What is asked: Reproduce every entry that follows word for word, but omit the images.

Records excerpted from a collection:
•••

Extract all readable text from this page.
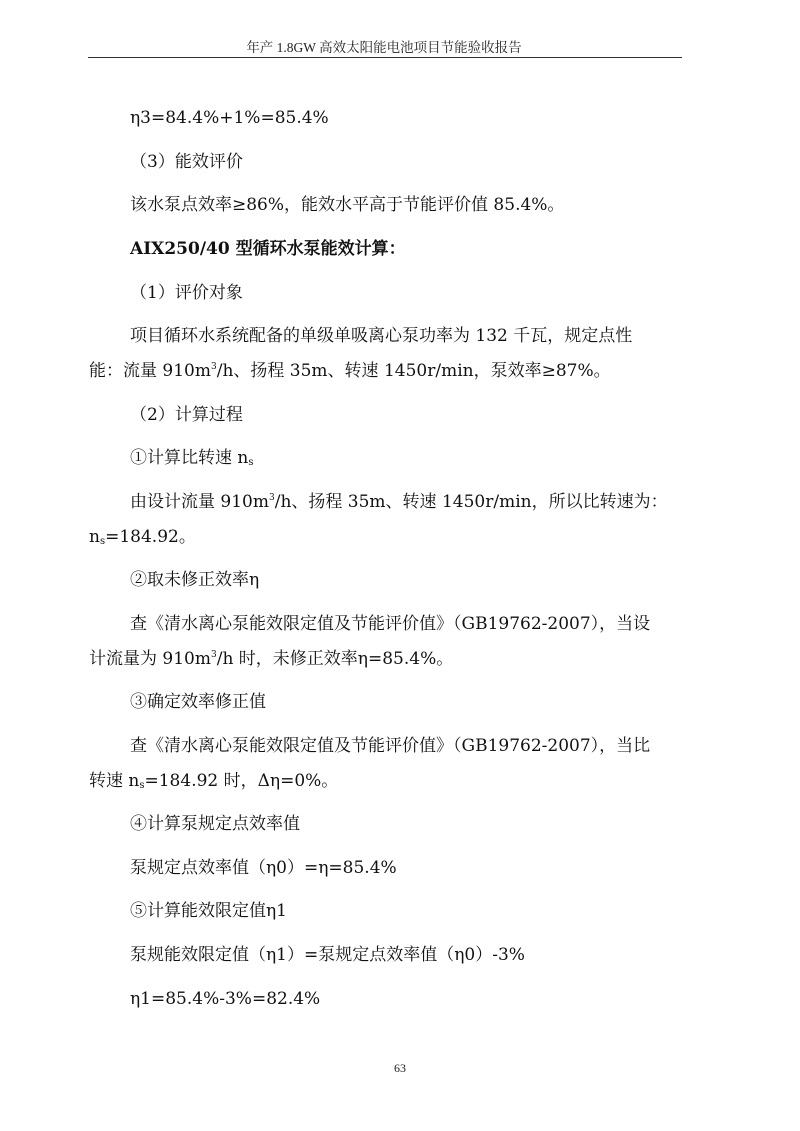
年产 1.8GW 高效太阳能电池项目节能验收报告
η3=84.4%+1%=85.4%
（3）能效评价
该水泵点效率≥86%，能效水平高于节能评价值 85.4%。
AIX250/40 型循环水泵能效计算：
（1）评价对象
项目循环水系统配备的单级单吸离心泵功率为 132 千瓦，规定点性
能：流量 $910m^3/h$、扬程 35m、转速 1450r/min，泵效率≥87%。
（2）计算过程
①计算比转速 $n_s$
由设计流量 $910m^3/h$、扬程 35m、转速 1450r/min，所以比转速为：
$n_s=184.92$。
②取未修正效率η
查《清水离心泵能效限定值及节能评价值》（GB19762-2007），当设
计流量为 $910m^3/h$ 时，未修正效率η=85.4%。
③确定效率修正值
查《清水离心泵能效限定值及节能评价值》（GB19762-2007），当比
转速 $n_s=184.92$ 时，Δη=0%。
④计算泵规定点效率值
泵规定点效率值（η0）=η=85.4%
⑤计算能效限定值η1
泵规能效限定值（η1）=泵规定点效率值（η0）-3%
η1=85.4%-3%=82.4%
63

•••

Solution to the exercise:
Extract all readable text from this page.
年产 1.8GW 高效太阳能电池项目节能验收报告
η3=84.4%+1%=85.4%
（3）能效评价
该水泵点效率≥86%，能效水平高于节能评价值 85.4%。
AIX250/40 型循环水泵能效计算：
（1）评价对象
项目循环水系统配备的单级单吸离心泵功率为 132 千瓦，规定点性
能：流量 $910m^3/h$、扬程 35m、转速 1450r/min，泵效率≥87%。
（2）计算过程
①计算比转速 $n_s$
由设计流量 $910m^3/h$、扬程 35m、转速 1450r/min，所以比转速为：
$n_s=184.92$。
②取未修正效率η
查《清水离心泵能效限定值及节能评价值》（GB19762-2007），当设
计流量为 $910m^3/h$ 时，未修正效率η=85.4%。
③确定效率修正值
查《清水离心泵能效限定值及节能评价值》（GB19762-2007），当比
转速 $n_s=184.92$ 时，Δη=0%。
④计算泵规定点效率值
泵规定点效率值（η0）=η=85.4%
⑤计算能效限定值η1
泵规能效限定值（η1）=泵规定点效率值（η0）-3%
η1=85.4%-3%=82.4%
63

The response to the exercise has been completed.